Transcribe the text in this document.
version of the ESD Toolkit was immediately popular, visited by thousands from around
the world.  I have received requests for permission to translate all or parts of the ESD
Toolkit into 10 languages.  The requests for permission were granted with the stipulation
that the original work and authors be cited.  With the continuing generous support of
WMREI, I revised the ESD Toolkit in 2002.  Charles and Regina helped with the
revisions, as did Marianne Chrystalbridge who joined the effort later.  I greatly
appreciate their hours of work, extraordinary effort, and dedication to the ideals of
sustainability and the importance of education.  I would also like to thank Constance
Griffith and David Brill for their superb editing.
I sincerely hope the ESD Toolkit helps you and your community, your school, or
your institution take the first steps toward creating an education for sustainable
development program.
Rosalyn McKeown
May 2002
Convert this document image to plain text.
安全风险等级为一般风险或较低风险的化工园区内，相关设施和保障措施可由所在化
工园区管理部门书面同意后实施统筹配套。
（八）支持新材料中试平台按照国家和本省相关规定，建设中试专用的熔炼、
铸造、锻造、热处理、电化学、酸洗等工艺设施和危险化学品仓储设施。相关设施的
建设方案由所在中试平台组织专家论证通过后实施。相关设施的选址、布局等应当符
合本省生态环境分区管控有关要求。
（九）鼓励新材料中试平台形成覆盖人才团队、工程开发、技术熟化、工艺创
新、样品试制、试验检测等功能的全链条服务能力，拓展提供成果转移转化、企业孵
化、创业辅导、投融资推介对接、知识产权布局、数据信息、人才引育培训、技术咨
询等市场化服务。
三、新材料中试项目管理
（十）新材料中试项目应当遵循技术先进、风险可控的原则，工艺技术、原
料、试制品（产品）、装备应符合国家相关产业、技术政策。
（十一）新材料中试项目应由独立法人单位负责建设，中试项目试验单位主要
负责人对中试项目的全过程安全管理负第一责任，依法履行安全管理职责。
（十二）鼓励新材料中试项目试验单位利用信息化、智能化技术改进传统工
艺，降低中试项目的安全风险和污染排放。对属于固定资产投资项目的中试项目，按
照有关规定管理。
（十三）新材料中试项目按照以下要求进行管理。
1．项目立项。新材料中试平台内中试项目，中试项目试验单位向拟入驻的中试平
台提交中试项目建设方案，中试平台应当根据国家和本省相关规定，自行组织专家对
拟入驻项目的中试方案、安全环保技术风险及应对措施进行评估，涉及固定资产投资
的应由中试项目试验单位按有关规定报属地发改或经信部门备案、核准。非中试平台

SET TASK:
Reproduce all of the data exactly as given.

ANSWER TO THIS EXERCISE:
Transcribe the text in this document.
version of the ESD Toolkit was immediately popular, visited by thousands from around
the world.  I have received requests for permission to translate all or parts of the ESD
Toolkit into 10 languages.  The requests for permission were granted with the stipulation
that the original work and authors be cited.  With the continuing generous support of
WMREI, I revised the ESD Toolkit in 2002.  Charles and Regina helped with the
revisions, as did Marianne Chrystalbridge who joined the effort later.  I greatly
appreciate their hours of work, extraordinary effort, and dedication to the ideals of
sustainability and the importance of education.  I would also like to thank Constance
Griffith and David Brill for their superb editing.
I sincerely hope the ESD Toolkit helps you and your community, your school, or
your institution take the first steps toward creating an education for sustainable
development program.
Rosalyn McKeown
May 2002
Convert this document image to plain text.
安全风险等级为一般风险或较低风险的化工园区内，相关设施和保障措施可由所在化
工园区管理部门书面同意后实施统筹配套。
（八）支持新材料中试平台按照国家和本省相关规定，建设中试专用的熔炼、
铸造、锻造、热处理、电化学、酸洗等工艺设施和危险化学品仓储设施。相关设施的
建设方案由所在中试平台组织专家论证通过后实施。相关设施的选址、布局等应当符
合本省生态环境分区管控有关要求。
（九）鼓励新材料中试平台形成覆盖人才团队、工程开发、技术熟化、工艺创
新、样品试制、试验检测等功能的全链条服务能力，拓展提供成果转移转化、企业孵
化、创业辅导、投融资推介对接、知识产权布局、数据信息、人才引育培训、技术咨
询等市场化服务。
三、新材料中试项目管理
（十）新材料中试项目应当遵循技术先进、风险可控的原则，工艺技术、原
料、试制品（产品）、装备应符合国家相关产业、技术政策。
（十一）新材料中试项目应由独立法人单位负责建设，中试项目试验单位主要
负责人对中试项目的全过程安全管理负第一责任，依法履行安全管理职责。
（十二）鼓励新材料中试项目试验单位利用信息化、智能化技术改进传统工
艺，降低中试项目的安全风险和污染排放。对属于固定资产投资项目的中试项目，按
照有关规定管理。
（十三）新材料中试项目按照以下要求进行管理。
1．项目立项。新材料中试平台内中试项目，中试项目试验单位向拟入驻的中试平
台提交中试项目建设方案，中试平台应当根据国家和本省相关规定，自行组织专家对
拟入驻项目的中试方案、安全环保技术风险及应对措施进行评估，涉及固定资产投资
的应由中试项目试验单位按有关规定报属地发改或经信部门备案、核准。非中试平台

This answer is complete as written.